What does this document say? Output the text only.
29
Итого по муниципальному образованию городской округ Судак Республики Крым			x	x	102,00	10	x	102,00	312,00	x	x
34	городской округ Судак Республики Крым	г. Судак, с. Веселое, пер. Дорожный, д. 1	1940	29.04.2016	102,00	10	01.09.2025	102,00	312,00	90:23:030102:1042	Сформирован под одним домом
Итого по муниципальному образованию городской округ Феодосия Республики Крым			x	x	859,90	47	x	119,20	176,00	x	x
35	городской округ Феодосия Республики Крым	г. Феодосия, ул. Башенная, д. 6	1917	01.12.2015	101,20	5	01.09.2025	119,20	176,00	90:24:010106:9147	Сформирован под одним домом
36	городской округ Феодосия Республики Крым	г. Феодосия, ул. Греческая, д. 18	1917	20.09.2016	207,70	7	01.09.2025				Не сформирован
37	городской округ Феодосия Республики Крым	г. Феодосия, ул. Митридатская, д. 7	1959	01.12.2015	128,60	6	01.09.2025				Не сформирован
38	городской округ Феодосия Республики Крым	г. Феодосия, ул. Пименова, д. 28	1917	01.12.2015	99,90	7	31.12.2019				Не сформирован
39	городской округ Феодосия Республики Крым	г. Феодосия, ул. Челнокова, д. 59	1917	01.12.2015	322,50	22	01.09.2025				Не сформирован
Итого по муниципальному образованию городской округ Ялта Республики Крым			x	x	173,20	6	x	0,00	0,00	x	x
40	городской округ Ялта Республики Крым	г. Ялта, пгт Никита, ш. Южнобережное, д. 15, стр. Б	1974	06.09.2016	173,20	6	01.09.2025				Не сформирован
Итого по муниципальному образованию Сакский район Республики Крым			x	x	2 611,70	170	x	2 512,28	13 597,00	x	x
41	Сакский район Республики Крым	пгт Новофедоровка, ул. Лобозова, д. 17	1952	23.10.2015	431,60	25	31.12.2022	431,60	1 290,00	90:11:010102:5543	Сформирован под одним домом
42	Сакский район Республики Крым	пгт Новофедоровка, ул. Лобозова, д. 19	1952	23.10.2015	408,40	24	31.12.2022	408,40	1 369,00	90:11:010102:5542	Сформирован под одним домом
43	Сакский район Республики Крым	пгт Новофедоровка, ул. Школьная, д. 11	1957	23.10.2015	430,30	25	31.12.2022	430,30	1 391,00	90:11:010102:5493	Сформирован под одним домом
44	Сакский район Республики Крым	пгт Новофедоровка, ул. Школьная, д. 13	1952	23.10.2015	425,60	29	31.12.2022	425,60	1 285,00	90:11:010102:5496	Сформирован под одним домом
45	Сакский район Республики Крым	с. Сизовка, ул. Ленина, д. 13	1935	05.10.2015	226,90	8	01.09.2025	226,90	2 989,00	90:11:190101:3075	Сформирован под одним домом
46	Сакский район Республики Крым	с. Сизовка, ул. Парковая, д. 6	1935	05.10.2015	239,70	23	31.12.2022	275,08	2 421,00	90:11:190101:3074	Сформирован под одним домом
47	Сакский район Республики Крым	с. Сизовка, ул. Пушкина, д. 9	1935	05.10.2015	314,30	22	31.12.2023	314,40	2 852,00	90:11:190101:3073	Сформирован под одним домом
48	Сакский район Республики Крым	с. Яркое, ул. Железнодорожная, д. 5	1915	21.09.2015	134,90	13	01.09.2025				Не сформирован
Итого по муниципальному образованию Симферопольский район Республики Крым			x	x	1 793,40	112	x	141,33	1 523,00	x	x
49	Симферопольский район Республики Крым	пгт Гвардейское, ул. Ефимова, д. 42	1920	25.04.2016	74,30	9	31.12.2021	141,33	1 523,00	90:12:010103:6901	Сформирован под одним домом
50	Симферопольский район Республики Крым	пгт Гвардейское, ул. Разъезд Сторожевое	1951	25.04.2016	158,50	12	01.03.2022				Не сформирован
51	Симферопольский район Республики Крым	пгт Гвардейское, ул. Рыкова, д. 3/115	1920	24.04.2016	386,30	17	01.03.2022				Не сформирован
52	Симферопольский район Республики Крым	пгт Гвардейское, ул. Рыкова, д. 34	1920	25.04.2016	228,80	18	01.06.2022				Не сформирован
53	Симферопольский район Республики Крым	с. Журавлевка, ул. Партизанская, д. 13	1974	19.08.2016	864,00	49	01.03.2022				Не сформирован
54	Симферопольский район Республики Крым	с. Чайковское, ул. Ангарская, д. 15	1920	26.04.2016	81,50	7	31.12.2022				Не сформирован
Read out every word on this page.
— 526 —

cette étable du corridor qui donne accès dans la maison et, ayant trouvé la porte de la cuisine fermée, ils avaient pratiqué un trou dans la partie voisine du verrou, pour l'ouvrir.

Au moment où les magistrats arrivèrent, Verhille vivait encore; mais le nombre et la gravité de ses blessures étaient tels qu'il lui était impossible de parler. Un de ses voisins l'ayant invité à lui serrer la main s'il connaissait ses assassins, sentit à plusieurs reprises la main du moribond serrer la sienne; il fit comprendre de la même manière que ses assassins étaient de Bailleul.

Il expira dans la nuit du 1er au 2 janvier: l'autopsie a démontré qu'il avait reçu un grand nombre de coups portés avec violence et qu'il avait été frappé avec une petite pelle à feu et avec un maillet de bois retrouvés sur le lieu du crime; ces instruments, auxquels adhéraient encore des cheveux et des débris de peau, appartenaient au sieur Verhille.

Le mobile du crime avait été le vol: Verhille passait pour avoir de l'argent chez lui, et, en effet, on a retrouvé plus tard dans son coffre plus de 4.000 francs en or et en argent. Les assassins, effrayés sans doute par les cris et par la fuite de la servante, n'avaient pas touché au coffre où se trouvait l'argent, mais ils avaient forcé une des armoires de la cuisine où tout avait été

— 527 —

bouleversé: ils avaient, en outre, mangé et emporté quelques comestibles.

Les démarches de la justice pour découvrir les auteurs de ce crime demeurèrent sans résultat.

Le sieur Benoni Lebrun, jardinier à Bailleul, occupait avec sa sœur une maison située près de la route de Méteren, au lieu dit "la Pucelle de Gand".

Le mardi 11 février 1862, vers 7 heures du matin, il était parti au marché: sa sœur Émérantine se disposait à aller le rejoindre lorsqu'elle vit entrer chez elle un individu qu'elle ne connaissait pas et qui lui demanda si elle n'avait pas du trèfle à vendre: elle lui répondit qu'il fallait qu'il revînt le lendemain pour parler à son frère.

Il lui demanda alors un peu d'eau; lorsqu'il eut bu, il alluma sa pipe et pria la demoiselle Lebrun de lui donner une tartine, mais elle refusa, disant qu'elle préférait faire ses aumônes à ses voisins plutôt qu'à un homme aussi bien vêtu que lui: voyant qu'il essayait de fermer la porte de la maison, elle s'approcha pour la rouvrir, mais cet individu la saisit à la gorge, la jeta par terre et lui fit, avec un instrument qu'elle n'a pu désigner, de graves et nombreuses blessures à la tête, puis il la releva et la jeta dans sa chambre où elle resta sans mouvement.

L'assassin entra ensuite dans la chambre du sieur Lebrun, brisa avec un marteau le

• • • •

> **WRITTEN EXERCISE**: Select all lines in the listing that include the word "this".

> **RESULT OF THE EXERCISE**:
What does this document say? Output the text only.
Read out every word on this page.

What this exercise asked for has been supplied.